→ Direction
Find the number of lines in these records where the word "Крым" appears. Reply with that number and nothing more.

---------- Extracted data

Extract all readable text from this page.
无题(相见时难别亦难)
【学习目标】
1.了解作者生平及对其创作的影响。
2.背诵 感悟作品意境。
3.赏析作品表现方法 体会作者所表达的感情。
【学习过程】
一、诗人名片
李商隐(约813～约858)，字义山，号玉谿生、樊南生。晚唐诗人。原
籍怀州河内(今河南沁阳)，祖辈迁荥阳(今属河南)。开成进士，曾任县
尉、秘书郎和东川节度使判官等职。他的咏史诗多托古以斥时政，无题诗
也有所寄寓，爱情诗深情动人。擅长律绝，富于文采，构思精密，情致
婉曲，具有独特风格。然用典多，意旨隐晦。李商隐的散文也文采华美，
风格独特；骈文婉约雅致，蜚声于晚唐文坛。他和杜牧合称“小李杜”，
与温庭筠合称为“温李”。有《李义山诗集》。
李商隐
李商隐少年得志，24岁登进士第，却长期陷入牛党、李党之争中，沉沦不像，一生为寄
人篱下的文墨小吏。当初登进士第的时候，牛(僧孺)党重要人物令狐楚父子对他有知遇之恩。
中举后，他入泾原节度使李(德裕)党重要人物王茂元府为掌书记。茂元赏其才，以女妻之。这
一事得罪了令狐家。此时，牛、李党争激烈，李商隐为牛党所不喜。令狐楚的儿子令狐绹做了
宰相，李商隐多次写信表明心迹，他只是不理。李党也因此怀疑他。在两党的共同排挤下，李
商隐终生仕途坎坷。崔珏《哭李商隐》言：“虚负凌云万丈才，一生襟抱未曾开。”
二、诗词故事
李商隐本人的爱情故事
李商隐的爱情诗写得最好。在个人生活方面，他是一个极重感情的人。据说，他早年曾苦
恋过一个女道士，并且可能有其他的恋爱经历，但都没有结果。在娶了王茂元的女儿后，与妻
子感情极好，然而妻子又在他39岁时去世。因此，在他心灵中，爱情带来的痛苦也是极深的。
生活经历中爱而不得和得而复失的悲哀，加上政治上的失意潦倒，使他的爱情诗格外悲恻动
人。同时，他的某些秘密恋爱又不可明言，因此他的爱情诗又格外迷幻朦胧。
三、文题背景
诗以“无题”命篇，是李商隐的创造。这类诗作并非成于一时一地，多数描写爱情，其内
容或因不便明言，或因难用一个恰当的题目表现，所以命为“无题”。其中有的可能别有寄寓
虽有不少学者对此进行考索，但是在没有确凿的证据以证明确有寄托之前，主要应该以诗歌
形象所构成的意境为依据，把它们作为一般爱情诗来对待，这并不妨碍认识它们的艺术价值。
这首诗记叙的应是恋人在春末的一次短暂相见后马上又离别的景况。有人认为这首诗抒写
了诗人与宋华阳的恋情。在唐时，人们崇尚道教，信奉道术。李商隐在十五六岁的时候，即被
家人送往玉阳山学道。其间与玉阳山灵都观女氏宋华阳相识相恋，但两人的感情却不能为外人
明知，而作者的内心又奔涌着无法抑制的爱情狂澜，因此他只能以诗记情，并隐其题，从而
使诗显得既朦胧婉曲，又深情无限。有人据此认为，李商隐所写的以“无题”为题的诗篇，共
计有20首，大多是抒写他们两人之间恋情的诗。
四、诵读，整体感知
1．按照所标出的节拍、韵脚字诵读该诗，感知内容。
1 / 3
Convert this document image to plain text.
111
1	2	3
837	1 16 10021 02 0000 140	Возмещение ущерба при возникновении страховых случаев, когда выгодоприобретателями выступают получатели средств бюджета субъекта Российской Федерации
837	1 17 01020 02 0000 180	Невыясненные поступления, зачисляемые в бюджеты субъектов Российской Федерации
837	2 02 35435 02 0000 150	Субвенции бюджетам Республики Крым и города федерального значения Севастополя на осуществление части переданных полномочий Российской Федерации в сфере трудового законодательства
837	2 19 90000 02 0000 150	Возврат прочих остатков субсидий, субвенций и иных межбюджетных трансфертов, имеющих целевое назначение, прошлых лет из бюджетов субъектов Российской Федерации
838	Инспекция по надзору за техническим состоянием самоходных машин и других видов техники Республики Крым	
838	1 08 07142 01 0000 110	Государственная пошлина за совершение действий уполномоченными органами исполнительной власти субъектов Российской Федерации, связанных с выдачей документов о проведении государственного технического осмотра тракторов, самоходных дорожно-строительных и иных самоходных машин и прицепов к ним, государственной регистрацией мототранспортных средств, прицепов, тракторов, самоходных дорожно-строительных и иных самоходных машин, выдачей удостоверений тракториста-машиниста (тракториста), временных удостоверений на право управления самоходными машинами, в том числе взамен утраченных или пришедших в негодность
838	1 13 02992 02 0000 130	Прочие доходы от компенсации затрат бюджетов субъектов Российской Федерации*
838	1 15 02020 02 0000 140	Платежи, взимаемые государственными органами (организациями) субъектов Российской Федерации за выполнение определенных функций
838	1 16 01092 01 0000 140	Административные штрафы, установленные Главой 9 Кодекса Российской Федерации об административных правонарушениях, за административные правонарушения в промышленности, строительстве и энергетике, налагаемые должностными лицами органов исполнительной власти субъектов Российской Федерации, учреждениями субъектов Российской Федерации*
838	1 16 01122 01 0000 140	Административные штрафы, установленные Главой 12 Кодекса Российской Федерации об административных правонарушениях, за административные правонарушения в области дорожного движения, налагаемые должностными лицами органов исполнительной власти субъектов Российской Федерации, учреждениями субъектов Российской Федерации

--------------------

→ Written answer
2